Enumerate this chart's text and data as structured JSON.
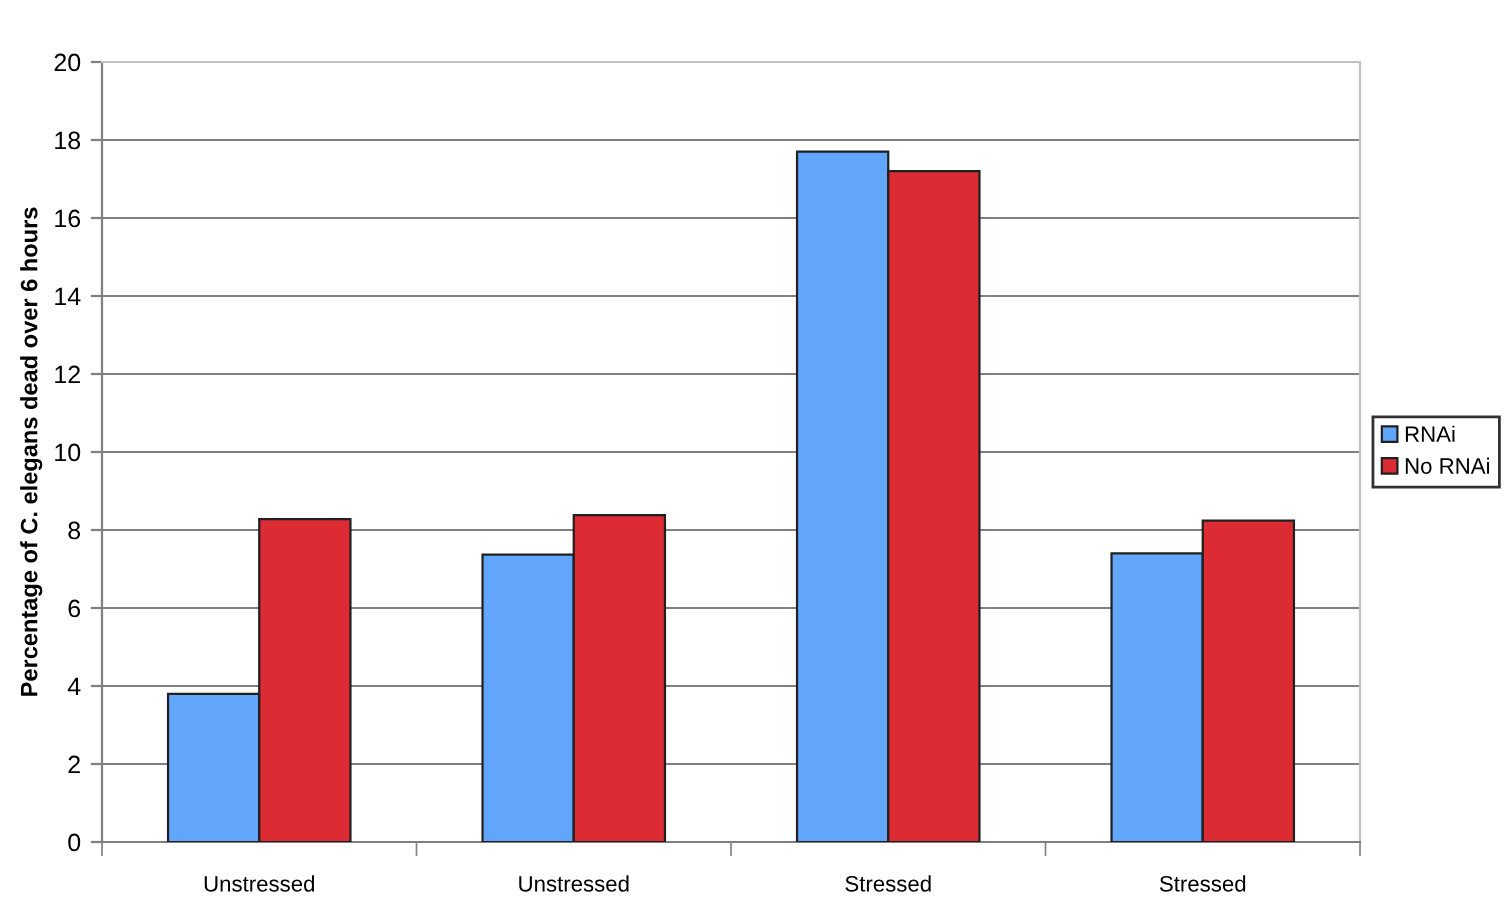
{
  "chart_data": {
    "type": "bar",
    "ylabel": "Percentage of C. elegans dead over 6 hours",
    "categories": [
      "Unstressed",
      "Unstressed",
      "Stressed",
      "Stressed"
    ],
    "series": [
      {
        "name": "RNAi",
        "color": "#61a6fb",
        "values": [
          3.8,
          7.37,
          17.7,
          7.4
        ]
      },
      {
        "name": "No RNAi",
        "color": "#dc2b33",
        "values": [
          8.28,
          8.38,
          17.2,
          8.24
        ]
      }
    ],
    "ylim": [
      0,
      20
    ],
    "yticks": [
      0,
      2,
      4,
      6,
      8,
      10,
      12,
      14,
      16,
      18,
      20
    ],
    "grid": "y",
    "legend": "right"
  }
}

================

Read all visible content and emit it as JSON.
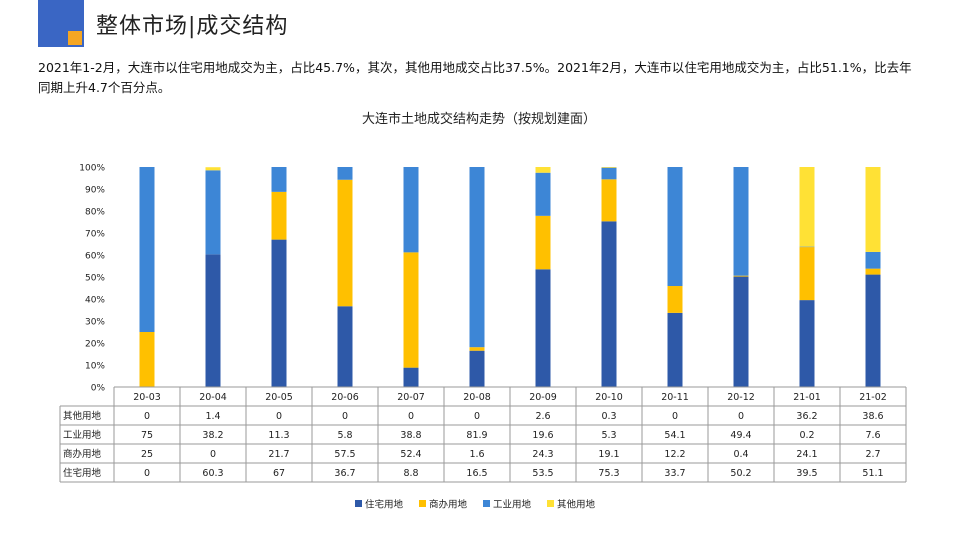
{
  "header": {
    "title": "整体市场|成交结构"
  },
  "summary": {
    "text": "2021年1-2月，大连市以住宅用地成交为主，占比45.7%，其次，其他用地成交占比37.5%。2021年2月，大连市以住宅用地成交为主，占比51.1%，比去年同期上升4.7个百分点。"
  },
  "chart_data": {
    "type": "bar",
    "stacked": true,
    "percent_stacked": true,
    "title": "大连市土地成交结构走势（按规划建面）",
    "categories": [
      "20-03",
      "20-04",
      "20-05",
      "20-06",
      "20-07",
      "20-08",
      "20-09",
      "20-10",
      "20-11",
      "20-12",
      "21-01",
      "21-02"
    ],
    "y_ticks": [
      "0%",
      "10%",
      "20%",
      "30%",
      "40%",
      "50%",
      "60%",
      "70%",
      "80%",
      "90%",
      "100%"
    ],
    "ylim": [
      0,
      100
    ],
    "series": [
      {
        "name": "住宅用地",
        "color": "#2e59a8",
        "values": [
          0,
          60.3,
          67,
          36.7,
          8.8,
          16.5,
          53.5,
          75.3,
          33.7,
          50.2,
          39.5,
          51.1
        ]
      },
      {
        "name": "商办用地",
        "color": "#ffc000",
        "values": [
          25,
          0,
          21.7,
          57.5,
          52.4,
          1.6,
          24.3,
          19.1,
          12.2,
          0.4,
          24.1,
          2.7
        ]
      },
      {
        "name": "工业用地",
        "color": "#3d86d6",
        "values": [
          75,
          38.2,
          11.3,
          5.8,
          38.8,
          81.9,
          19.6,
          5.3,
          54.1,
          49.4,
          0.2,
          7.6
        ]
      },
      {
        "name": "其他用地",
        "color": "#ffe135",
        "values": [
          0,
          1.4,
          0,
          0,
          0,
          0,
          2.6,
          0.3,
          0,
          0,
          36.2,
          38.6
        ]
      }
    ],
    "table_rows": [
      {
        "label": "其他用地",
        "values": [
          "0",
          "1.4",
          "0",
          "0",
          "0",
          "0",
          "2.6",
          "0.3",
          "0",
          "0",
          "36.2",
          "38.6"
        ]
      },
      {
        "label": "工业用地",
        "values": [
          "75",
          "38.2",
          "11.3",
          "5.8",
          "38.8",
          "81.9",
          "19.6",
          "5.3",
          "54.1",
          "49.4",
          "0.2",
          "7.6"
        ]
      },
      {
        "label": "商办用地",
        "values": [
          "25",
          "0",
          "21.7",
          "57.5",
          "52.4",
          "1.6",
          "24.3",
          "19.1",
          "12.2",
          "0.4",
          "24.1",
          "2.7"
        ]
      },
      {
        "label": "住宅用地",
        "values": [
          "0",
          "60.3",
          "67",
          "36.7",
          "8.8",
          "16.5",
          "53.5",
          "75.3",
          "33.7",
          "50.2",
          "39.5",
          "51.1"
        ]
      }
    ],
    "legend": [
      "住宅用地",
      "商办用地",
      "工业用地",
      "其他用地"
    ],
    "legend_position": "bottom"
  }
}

================

WORK TO COMPLETE
Search the records for the word "color" and copy every line where it occurs.

WRITTEN SOLUTION
        "color": "#61a6fb",
        "color": "#dc2b33",
        "color": "#2e59a8",
        "color": "#ffc000",
        "color": "#3d86d6",
        "color": "#ffe135",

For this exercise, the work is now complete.